--- start Stored records ---

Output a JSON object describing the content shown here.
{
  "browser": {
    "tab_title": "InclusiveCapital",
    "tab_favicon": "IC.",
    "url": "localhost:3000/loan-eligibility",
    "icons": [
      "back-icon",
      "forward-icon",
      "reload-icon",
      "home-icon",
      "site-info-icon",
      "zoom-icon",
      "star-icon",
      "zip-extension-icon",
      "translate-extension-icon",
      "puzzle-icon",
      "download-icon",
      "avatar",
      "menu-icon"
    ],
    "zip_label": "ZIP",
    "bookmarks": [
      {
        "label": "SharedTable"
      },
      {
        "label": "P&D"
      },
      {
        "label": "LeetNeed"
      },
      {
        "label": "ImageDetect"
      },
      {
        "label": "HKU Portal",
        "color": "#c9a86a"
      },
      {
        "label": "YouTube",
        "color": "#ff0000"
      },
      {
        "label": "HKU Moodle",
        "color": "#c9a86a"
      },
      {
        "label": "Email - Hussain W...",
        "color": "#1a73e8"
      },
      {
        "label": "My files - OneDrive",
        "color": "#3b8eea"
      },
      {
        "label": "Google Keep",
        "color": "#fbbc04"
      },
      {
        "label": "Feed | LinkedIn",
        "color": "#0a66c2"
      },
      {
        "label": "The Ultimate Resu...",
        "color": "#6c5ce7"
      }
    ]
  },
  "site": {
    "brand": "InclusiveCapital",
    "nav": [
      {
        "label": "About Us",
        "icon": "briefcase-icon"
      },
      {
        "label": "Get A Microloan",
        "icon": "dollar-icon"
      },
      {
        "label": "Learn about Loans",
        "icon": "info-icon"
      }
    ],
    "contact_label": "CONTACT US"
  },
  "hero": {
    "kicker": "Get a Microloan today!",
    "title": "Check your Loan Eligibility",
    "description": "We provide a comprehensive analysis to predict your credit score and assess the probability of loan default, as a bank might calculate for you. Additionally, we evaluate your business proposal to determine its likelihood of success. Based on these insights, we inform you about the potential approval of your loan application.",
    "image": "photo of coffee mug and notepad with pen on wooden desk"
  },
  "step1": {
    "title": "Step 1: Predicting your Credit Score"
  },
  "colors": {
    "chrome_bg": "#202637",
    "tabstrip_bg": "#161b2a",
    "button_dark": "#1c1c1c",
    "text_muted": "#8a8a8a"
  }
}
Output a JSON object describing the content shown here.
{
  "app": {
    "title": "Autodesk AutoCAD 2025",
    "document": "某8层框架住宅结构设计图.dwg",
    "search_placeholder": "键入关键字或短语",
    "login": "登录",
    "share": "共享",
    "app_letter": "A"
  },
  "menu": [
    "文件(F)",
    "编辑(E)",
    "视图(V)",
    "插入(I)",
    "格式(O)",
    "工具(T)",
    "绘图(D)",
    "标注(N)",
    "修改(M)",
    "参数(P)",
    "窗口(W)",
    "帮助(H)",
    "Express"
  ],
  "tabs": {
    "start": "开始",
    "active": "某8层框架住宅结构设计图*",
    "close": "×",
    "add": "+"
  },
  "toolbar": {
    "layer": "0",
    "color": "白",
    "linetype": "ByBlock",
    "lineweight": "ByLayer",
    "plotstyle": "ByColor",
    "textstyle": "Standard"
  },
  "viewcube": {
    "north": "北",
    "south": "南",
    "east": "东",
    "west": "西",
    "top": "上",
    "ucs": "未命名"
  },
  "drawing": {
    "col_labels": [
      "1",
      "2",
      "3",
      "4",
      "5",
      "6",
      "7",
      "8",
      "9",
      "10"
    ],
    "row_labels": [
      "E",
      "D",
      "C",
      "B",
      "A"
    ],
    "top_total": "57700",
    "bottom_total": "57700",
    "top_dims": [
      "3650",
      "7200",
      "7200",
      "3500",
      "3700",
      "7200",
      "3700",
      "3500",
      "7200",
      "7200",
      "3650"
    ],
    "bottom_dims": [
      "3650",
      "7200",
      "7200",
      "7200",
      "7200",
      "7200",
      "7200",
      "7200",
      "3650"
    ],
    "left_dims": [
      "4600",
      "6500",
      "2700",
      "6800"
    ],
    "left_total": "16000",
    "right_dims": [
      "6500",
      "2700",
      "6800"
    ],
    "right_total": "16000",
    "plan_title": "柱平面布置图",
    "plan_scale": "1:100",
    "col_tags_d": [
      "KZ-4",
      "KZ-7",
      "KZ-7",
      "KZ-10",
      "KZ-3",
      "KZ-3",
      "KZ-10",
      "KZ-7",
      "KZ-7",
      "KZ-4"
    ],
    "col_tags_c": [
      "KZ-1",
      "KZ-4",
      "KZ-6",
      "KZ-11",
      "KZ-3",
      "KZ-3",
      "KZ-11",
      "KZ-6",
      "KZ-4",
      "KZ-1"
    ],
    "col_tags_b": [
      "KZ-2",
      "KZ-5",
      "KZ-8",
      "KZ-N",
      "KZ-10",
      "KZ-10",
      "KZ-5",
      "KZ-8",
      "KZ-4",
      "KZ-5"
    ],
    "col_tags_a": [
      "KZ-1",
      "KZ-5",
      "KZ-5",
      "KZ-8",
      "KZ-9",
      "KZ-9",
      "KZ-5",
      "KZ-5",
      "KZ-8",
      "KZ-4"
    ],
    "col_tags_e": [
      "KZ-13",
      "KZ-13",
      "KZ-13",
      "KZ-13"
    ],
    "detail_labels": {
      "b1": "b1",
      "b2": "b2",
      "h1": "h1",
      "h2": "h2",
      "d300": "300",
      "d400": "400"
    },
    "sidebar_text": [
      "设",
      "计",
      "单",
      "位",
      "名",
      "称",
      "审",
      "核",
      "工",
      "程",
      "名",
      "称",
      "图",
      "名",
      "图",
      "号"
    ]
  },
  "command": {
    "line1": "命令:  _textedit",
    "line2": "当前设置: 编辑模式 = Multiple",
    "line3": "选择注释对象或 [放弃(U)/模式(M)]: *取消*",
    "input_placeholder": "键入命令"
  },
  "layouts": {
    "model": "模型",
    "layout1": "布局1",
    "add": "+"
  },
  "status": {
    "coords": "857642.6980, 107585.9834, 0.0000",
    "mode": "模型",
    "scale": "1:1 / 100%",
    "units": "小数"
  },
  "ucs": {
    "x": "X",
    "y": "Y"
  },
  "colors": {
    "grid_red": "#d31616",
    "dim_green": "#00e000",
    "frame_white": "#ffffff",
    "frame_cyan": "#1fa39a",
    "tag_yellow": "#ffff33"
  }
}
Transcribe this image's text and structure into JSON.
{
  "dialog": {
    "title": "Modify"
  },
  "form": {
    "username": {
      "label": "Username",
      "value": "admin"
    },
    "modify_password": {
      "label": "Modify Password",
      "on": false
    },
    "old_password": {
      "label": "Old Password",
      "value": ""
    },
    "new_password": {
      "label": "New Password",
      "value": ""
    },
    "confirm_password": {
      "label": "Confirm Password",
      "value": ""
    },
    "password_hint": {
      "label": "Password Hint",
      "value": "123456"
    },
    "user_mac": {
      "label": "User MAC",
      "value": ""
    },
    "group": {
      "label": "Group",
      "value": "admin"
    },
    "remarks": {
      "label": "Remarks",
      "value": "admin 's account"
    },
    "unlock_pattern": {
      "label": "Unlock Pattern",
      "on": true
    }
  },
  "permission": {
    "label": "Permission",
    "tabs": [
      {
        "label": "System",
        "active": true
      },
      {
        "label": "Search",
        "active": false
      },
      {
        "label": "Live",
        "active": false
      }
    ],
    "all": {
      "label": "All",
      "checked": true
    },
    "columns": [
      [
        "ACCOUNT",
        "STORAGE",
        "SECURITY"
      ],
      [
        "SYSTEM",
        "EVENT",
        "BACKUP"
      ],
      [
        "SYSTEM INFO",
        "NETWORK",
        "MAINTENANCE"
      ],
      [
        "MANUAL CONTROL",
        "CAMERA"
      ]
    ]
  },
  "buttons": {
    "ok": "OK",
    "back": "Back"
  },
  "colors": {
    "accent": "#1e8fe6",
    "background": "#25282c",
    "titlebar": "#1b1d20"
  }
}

--- end Stored records ---

In the listing above, how many lines hold the word "extension"? Give the number and nothing more.

2